# PROVIDED RECORDS
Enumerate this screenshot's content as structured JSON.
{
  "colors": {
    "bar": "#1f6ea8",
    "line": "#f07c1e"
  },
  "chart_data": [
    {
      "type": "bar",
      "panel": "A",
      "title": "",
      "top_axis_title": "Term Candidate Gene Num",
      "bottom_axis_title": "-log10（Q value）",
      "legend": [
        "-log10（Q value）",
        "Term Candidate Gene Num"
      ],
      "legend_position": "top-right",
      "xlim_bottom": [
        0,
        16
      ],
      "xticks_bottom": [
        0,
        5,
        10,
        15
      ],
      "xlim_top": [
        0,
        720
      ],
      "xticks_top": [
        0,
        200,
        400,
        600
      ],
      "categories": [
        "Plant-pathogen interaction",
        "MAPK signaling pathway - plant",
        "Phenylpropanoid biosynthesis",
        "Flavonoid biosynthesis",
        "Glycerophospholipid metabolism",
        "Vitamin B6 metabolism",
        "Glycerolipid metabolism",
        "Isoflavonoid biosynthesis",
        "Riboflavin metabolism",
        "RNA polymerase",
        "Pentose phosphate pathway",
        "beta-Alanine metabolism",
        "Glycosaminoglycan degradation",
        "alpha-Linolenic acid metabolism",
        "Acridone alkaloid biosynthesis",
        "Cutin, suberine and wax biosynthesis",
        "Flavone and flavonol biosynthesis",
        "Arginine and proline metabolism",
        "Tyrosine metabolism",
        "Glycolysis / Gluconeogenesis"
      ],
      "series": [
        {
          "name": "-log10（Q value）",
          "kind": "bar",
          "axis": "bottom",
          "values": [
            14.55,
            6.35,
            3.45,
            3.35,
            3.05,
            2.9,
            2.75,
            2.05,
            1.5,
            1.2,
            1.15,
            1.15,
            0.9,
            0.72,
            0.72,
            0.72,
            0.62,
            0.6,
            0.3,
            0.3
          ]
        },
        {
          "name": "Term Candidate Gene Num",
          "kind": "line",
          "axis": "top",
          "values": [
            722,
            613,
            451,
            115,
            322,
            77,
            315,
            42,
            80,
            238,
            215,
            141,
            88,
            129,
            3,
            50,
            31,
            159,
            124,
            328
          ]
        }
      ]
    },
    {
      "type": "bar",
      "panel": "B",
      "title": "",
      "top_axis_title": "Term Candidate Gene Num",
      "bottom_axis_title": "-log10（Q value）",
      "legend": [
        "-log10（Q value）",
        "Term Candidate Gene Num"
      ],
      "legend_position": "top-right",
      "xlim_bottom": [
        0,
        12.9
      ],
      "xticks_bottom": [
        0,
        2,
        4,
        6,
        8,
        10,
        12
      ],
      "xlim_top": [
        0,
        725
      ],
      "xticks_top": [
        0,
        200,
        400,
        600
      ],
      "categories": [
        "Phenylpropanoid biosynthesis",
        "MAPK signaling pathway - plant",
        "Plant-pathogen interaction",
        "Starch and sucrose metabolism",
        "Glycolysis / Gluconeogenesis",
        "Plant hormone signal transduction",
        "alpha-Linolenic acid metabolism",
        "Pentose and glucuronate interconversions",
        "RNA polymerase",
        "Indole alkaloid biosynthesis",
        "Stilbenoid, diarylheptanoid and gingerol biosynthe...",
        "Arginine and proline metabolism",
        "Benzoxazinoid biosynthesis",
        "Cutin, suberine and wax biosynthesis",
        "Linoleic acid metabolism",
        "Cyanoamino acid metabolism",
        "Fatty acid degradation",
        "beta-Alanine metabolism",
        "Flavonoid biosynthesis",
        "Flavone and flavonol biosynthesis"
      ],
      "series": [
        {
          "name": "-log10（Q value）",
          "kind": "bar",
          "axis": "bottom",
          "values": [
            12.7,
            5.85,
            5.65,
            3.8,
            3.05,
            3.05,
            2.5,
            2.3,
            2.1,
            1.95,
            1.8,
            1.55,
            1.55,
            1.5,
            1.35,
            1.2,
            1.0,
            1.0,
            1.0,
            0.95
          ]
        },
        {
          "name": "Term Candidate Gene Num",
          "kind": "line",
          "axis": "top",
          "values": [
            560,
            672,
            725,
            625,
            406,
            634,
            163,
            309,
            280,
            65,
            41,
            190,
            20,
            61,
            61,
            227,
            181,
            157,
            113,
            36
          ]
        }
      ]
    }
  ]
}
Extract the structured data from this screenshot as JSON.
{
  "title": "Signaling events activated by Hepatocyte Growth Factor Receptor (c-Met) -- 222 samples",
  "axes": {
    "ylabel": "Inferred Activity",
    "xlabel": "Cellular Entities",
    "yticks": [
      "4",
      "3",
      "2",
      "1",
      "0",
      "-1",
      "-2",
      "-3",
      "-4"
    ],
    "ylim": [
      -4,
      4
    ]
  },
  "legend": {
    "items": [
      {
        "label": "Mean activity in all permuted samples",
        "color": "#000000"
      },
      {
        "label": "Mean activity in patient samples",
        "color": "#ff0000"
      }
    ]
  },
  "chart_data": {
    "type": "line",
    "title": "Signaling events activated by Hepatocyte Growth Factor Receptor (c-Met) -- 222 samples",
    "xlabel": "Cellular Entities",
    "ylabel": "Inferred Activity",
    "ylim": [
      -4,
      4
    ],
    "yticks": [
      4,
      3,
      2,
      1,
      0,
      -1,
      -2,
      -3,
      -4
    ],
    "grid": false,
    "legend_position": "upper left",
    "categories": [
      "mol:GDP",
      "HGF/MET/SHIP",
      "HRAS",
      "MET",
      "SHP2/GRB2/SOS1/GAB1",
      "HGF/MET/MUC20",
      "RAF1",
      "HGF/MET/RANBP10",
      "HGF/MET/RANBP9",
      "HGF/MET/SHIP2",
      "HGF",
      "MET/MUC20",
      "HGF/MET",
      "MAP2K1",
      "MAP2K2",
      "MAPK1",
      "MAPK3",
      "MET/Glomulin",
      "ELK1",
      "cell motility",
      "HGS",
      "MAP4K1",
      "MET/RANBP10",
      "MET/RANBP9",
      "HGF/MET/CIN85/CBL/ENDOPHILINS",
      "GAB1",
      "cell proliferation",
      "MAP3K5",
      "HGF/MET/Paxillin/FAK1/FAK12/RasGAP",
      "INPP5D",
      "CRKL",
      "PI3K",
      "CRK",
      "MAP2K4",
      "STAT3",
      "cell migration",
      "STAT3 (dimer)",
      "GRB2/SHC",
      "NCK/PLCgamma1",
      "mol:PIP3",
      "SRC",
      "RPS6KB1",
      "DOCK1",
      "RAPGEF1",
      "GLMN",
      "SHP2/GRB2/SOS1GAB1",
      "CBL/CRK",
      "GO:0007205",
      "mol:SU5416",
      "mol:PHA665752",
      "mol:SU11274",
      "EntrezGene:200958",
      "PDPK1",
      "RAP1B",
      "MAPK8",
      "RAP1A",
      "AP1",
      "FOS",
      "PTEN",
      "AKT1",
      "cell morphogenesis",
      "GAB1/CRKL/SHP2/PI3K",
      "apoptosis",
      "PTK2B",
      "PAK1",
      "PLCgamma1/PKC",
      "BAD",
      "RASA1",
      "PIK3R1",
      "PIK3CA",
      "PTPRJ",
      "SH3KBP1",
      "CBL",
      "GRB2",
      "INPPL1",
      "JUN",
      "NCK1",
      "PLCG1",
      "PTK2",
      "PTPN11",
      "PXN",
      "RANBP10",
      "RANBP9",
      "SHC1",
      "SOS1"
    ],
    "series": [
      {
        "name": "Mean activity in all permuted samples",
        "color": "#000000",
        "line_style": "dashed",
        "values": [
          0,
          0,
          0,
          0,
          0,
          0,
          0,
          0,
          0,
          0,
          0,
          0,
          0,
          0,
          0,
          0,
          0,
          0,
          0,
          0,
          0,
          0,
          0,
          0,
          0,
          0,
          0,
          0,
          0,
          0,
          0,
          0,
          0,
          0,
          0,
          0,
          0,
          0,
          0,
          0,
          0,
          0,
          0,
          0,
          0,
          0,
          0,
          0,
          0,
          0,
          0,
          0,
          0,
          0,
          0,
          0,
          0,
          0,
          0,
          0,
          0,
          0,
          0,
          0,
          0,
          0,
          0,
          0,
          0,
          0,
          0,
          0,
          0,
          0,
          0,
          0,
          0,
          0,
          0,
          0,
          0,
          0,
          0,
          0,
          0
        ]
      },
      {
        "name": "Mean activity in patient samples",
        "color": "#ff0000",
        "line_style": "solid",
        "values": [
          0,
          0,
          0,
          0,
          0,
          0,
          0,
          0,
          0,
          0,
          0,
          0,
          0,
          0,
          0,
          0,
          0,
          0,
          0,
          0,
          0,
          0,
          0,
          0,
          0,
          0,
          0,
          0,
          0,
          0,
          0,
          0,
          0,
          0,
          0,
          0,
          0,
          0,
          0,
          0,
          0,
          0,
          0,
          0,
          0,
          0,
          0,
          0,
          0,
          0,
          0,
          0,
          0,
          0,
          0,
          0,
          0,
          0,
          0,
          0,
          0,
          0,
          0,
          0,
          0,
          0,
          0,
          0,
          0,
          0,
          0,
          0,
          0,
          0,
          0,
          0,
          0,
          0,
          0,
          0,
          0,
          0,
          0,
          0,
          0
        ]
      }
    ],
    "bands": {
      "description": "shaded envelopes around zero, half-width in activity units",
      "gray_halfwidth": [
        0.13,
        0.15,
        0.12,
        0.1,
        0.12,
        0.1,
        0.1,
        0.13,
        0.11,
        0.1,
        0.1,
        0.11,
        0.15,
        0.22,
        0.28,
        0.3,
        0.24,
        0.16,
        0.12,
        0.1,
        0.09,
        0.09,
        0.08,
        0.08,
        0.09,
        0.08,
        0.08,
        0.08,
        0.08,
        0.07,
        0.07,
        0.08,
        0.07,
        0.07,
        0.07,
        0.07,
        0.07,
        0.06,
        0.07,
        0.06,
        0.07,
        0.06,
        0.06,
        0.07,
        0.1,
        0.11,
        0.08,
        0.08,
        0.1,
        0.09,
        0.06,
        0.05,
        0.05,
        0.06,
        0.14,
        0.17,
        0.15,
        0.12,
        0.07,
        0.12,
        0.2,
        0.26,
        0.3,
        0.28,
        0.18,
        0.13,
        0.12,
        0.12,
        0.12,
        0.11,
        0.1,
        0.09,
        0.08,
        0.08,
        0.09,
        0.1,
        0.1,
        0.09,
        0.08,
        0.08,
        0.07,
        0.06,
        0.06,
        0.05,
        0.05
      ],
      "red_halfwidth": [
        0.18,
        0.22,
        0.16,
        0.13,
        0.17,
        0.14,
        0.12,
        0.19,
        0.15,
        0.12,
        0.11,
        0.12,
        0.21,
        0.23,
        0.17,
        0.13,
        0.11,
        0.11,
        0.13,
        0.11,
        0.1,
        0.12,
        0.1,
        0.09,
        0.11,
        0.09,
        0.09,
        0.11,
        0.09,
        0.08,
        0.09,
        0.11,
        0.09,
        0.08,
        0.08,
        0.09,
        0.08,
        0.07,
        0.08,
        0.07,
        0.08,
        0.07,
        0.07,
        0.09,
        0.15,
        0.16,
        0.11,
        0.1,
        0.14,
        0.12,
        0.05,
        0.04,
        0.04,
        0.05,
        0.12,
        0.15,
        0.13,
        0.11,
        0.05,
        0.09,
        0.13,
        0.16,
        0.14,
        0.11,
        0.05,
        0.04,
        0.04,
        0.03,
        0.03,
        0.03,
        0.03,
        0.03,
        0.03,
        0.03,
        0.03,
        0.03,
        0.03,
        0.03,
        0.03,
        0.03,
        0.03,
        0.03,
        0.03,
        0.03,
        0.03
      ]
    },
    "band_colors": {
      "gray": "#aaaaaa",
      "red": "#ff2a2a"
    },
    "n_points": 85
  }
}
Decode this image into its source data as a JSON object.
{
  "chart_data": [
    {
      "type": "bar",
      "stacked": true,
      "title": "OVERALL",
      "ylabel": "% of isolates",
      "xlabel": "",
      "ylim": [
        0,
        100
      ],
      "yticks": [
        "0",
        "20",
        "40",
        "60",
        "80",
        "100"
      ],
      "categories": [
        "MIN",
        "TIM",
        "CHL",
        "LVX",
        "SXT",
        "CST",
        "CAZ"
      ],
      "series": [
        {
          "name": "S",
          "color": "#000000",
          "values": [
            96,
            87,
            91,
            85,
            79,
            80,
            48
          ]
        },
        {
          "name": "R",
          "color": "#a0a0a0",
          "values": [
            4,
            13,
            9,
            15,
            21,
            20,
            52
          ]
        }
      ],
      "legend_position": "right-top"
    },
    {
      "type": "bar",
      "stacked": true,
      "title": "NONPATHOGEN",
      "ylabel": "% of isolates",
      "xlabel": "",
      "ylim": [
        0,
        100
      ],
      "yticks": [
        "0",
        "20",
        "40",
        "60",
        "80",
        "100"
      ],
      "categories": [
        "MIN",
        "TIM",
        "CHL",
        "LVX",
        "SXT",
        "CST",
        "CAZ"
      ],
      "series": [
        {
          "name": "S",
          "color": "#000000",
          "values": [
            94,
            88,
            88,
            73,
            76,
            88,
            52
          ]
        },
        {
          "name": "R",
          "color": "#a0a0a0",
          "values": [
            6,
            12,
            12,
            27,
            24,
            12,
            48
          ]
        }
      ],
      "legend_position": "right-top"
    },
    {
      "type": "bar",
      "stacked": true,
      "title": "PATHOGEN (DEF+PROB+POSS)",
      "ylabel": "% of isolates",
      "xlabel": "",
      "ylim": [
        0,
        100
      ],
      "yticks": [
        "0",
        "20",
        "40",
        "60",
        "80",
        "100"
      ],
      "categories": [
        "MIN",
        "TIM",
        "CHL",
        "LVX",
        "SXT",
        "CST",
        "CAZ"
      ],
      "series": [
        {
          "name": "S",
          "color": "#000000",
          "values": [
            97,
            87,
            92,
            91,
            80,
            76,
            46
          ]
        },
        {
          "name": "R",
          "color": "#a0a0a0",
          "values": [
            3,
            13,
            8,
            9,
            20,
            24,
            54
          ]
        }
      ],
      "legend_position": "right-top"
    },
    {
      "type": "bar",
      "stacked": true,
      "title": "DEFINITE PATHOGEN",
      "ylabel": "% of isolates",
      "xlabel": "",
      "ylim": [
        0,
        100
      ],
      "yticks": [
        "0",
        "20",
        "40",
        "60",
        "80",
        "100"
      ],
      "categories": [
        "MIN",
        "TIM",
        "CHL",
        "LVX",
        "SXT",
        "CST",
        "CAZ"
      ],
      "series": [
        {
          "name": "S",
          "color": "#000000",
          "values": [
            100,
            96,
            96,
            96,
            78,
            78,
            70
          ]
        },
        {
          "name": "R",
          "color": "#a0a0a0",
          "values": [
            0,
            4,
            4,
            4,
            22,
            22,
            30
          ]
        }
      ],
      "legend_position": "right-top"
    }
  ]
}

# WHAT IS EXPECTED
Return all lines of the material that have "Gluconeogenesis" in them.

# RESPONSE AREA
        "Glycolysis / Gluconeogenesis"
        "Glycolysis / Gluconeogenesis",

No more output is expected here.